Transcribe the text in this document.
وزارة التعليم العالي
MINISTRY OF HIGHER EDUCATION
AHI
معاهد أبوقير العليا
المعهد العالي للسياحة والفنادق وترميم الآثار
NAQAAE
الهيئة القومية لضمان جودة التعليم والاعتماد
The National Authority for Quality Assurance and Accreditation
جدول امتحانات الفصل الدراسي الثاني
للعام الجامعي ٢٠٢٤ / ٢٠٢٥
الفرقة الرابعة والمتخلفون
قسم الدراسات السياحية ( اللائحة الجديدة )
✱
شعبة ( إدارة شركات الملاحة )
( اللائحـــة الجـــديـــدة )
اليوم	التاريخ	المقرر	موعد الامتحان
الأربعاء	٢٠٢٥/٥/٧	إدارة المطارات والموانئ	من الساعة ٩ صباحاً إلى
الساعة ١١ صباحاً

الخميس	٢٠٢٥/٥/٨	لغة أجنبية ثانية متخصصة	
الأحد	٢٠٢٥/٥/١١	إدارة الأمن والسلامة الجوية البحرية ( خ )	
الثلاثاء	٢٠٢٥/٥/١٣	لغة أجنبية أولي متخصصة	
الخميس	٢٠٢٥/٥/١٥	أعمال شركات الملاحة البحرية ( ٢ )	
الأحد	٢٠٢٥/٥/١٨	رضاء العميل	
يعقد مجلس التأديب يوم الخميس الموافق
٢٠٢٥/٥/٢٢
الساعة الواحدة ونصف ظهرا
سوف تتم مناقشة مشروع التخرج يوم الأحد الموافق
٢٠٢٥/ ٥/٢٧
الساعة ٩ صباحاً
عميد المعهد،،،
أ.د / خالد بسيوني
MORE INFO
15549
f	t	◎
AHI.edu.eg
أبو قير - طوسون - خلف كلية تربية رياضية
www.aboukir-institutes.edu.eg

- **Instructions for the task**
Write only the number of lines that include "العالي".

- **Exercise solution**
2